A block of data

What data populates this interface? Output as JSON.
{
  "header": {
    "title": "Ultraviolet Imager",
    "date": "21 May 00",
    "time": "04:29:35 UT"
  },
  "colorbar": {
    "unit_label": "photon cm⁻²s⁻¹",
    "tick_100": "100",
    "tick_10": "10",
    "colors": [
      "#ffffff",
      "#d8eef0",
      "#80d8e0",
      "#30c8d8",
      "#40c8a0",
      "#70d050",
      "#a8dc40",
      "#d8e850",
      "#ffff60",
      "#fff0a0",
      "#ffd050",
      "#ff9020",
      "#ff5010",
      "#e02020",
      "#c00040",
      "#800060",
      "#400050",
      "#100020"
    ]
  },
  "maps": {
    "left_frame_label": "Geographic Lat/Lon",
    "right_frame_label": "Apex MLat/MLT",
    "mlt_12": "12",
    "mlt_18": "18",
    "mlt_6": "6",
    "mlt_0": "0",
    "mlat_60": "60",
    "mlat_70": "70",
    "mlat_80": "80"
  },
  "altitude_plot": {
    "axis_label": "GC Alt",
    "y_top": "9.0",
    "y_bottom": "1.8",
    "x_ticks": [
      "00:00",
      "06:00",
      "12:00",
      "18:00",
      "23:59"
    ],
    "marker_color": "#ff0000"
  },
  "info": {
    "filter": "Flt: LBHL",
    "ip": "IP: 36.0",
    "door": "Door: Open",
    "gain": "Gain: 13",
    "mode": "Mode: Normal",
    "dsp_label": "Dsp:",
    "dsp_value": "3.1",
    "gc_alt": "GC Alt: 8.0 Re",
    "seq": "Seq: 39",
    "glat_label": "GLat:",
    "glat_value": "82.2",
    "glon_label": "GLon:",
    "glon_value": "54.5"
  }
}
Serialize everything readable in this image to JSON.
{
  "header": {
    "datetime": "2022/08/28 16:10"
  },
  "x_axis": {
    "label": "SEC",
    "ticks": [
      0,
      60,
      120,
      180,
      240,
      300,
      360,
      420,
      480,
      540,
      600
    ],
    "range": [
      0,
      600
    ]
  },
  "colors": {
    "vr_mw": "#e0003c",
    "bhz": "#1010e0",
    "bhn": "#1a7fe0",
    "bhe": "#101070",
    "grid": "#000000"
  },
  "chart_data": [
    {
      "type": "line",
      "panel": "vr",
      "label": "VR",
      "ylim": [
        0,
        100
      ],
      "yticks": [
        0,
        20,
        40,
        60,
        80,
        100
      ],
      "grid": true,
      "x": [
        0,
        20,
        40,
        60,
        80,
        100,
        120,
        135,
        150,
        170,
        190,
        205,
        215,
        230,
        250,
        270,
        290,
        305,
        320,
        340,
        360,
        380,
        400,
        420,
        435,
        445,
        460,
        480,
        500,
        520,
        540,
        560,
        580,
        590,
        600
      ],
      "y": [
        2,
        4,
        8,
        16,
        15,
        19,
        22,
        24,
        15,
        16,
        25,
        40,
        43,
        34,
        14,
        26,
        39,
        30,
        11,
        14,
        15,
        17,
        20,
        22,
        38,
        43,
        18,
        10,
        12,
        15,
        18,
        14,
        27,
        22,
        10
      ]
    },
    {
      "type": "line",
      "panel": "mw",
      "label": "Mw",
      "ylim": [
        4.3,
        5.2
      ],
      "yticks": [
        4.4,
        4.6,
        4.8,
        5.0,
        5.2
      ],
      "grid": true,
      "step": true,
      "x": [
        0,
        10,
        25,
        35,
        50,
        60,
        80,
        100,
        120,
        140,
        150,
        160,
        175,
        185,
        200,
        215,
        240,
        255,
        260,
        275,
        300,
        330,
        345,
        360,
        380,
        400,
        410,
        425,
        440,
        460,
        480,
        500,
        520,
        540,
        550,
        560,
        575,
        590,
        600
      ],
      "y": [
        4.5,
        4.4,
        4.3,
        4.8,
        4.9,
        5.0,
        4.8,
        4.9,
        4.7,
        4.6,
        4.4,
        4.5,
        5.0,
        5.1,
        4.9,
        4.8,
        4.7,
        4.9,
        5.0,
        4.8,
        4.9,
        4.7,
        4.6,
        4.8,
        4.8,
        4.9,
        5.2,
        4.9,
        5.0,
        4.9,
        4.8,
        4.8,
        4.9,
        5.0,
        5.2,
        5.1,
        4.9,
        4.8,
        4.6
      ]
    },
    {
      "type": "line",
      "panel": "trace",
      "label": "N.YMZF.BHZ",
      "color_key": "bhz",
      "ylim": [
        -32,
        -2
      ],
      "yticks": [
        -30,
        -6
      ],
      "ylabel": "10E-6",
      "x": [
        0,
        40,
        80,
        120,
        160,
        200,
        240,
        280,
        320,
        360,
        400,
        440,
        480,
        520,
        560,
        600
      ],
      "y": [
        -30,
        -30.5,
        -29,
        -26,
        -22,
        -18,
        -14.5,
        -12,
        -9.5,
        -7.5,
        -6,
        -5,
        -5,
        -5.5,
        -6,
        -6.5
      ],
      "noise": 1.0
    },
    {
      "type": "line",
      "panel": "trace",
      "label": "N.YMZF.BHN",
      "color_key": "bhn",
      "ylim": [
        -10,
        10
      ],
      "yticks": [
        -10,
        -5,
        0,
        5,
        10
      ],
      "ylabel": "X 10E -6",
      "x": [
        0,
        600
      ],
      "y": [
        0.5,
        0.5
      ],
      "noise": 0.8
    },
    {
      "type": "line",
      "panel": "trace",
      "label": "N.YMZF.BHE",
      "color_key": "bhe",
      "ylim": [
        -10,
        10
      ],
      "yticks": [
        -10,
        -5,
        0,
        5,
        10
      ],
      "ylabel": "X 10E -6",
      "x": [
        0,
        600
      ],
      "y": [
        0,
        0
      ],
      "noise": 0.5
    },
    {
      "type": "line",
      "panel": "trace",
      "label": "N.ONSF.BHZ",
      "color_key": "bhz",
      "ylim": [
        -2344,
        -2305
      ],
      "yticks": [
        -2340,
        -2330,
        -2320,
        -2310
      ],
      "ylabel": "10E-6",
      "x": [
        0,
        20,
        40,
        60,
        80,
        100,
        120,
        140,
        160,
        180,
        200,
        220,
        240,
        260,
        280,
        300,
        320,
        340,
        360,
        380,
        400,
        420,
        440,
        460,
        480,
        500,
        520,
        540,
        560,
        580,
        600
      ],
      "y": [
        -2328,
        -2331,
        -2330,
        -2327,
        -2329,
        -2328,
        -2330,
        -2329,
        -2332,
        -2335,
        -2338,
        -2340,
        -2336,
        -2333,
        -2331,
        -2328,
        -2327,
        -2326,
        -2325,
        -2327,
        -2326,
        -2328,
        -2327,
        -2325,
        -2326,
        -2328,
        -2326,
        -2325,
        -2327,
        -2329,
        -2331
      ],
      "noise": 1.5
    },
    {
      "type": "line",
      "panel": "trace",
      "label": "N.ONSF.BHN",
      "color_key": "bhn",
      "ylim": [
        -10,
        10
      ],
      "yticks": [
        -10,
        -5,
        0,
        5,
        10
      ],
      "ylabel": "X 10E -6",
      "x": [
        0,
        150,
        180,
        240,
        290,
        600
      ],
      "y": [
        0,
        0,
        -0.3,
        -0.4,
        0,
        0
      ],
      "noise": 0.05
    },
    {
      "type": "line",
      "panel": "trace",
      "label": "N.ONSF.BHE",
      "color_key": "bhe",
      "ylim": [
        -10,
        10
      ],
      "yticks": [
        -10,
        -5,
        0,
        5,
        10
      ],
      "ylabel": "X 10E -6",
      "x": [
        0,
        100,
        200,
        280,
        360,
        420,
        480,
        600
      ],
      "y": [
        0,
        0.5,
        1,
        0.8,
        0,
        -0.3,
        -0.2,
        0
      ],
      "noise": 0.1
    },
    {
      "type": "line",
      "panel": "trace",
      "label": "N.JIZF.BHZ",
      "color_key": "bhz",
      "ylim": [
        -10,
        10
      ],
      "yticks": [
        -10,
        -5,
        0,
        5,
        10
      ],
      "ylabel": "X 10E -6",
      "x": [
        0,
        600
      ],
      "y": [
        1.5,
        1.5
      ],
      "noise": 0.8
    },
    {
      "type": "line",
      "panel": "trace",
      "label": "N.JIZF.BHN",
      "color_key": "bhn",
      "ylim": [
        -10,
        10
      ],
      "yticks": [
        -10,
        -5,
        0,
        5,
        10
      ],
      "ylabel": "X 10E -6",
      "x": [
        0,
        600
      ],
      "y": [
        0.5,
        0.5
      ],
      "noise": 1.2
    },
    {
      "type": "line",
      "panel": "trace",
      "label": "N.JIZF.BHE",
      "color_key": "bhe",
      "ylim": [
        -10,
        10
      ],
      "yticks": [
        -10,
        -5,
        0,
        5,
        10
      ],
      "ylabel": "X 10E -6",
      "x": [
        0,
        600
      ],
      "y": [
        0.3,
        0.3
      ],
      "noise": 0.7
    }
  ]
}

◆ The problem ◆
Of the lines in the material above, state how many contain the string "noise"; give no other text.

◆ Solution to the exercise ◆
9